### LISTING:
-- start --

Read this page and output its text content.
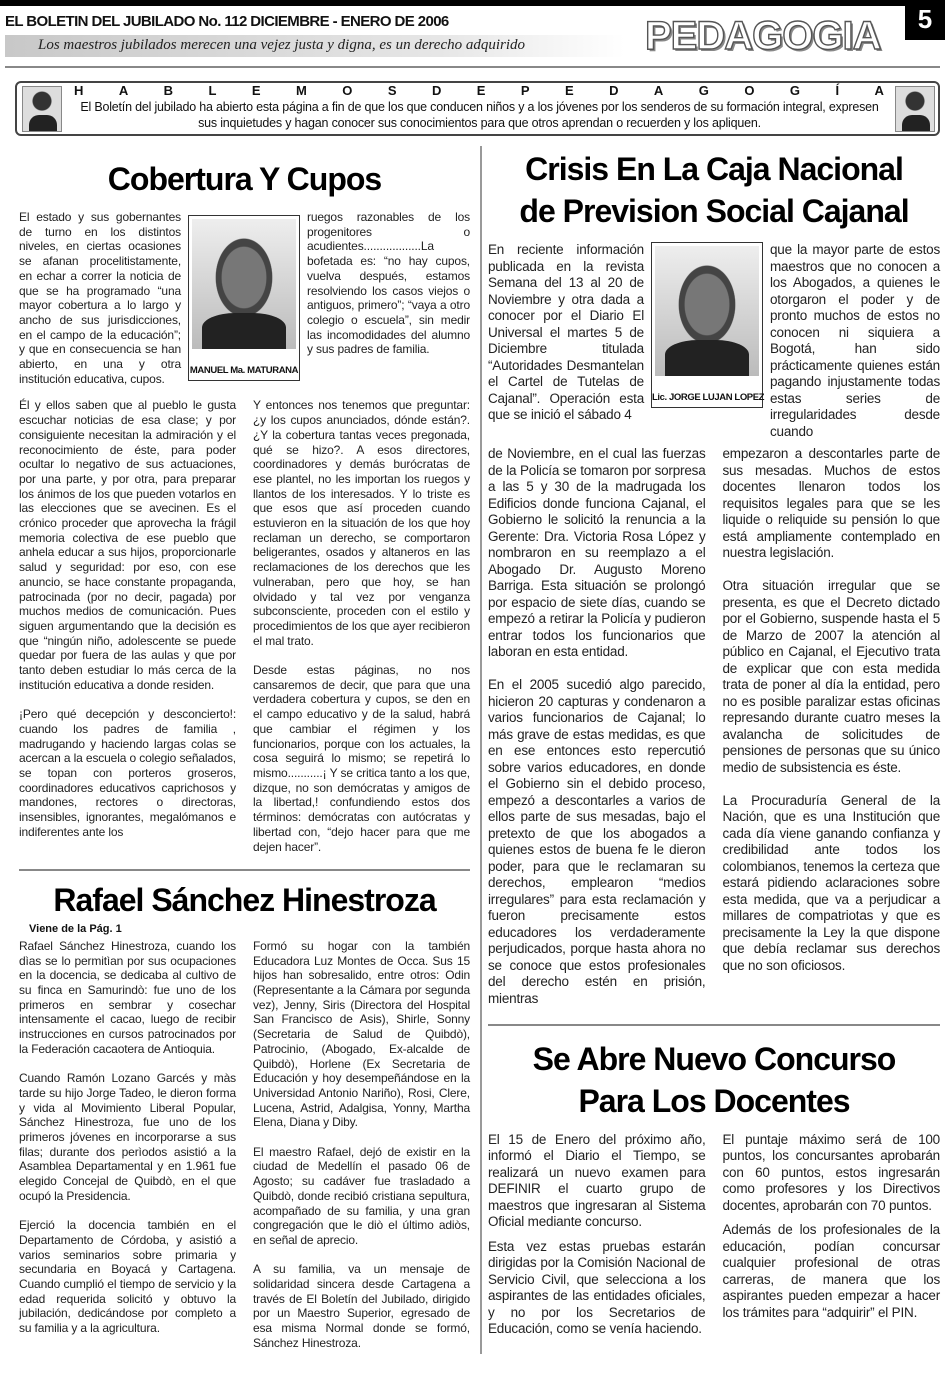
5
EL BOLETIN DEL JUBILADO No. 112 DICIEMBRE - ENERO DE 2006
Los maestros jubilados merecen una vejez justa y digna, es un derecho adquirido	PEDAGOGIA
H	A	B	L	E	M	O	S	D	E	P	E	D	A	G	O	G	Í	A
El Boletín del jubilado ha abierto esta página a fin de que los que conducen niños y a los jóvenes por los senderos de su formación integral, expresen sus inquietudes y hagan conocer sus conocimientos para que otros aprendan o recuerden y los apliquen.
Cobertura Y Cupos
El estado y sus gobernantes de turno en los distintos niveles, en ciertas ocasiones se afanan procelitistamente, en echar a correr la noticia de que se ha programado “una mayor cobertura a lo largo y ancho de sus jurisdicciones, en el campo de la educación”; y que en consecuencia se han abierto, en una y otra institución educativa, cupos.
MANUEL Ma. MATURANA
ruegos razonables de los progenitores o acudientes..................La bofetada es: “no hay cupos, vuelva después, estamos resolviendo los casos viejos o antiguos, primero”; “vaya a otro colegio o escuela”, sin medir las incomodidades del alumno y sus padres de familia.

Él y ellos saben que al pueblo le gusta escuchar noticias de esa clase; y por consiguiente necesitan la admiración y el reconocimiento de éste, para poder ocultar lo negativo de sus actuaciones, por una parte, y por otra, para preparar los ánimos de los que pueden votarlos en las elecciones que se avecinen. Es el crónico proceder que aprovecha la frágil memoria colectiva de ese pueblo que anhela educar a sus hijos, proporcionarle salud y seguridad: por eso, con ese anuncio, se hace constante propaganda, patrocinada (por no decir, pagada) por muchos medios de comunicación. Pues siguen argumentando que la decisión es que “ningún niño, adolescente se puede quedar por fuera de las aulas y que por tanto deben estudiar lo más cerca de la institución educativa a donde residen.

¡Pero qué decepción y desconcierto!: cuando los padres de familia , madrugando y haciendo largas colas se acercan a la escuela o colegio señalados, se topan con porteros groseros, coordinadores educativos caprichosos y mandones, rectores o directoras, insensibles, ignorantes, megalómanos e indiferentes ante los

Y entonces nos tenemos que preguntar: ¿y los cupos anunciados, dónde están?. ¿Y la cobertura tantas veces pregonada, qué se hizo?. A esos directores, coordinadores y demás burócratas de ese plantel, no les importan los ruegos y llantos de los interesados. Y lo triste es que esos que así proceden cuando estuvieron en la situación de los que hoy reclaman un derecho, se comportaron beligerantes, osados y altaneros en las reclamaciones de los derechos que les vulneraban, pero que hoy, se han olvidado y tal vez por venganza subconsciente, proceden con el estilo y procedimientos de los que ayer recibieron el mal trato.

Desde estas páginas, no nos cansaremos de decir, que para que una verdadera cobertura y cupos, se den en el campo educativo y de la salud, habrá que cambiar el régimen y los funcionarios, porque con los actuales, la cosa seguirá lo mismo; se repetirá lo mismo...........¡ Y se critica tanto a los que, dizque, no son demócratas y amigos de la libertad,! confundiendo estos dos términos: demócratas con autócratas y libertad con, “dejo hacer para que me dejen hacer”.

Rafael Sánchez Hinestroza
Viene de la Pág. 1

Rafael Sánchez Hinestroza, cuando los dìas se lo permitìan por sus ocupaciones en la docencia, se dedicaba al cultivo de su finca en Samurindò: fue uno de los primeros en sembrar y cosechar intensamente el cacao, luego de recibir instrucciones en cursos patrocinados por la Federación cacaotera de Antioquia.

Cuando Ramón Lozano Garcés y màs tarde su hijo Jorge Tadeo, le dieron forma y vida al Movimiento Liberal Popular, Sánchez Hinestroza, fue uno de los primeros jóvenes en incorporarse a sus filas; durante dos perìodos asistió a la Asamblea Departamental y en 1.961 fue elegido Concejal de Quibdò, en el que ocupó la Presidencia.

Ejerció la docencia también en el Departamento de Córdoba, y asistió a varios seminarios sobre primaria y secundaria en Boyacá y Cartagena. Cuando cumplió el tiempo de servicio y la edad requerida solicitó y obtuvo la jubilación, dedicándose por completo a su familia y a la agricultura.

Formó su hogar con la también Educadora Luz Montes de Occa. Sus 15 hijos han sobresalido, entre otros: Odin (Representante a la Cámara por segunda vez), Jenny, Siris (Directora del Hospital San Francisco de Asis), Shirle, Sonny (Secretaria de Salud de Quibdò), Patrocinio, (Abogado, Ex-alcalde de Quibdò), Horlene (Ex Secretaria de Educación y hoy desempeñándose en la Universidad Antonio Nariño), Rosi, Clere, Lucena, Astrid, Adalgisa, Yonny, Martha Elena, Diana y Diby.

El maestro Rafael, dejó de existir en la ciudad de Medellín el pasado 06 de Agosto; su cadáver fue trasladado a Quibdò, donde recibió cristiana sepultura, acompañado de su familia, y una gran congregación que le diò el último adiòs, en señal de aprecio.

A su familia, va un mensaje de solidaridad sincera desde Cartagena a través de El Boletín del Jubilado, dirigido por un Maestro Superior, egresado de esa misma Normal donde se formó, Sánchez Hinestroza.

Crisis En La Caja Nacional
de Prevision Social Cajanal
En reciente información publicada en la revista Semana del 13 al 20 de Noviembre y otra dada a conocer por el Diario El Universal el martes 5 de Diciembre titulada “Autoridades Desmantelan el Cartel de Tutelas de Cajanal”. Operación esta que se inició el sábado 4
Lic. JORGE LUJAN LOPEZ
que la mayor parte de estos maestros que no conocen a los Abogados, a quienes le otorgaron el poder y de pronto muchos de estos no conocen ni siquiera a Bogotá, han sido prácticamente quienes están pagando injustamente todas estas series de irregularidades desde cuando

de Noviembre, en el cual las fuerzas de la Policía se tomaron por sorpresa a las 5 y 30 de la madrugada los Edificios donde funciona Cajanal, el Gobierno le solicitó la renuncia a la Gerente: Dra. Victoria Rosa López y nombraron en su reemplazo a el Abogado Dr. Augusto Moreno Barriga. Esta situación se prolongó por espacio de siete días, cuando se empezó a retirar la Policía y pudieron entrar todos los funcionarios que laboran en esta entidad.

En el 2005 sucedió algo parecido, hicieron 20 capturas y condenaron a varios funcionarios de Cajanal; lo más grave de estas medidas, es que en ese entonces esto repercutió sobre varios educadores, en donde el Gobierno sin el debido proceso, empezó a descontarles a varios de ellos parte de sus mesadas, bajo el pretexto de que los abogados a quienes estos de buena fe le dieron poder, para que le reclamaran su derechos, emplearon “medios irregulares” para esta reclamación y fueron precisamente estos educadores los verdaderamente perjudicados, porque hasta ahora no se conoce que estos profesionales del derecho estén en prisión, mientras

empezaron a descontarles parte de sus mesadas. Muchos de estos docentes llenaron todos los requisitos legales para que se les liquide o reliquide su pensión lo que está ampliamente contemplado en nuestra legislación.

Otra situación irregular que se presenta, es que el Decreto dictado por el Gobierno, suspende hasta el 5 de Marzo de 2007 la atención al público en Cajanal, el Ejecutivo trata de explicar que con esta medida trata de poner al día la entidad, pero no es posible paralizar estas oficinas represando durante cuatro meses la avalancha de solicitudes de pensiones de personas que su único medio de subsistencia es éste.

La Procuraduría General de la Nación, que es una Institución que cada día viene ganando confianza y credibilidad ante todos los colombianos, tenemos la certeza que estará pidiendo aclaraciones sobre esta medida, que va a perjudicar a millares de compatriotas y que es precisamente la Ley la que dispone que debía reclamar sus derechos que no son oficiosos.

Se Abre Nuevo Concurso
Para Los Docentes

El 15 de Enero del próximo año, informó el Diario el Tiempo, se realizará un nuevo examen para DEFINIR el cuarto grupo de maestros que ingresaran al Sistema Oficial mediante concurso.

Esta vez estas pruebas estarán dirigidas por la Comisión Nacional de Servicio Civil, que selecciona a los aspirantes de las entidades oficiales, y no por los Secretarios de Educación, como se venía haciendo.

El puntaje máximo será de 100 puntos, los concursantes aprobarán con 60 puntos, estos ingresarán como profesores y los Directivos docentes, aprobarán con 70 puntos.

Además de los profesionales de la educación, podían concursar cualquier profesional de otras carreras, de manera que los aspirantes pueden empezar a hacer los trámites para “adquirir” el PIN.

-- end --
-- start --

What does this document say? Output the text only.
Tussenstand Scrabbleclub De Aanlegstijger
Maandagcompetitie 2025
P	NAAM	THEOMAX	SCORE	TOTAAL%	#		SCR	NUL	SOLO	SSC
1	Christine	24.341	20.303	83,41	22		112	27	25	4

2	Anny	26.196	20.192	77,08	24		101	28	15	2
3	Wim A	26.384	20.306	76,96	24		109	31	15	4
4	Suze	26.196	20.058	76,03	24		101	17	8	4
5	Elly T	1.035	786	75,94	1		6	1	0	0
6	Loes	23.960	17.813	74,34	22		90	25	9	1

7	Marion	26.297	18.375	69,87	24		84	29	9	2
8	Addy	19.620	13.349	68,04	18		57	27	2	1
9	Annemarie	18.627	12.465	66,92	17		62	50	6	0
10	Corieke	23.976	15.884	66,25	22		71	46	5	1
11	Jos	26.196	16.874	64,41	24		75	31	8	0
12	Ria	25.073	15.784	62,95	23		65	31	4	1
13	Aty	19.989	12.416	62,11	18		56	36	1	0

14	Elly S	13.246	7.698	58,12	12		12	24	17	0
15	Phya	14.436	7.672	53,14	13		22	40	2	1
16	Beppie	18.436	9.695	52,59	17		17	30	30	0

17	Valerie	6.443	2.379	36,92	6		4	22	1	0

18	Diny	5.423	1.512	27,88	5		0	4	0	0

-- end --

### WHAT THE EXERCISE ASKS:
Show each line holding the word "quienes".

### RESULT OF THE EXERCISE:
que la mayor parte de estos maestros que no conocen a los Abogados, a quienes le otorgaron el poder y de pronto muchos de estos no conocen ni siquiera a Bogotá, han sido prácticamente quienes están pagando injustamente todas estas series de irregularidades desde cuando
En el 2005 sucedió algo parecido, hicieron 20 capturas y condenaron a varios funcionarios de Cajanal; lo más grave de estas medidas, es que en ese entonces esto repercutió sobre varios educadores, en donde el Gobierno sin el debido proceso, empezó a descontarles a varios de ellos parte de sus mesadas, bajo el pretexto de que los abogados a quienes estos de buena fe le dieron poder, para que le reclamaran su derechos, emplearon “medios irregulares” para esta reclamación y fueron precisamente estos educadores los verdaderamente perjudicados, porque hasta ahora no se conoce que estos profesionales del derecho estén en prisión, mientras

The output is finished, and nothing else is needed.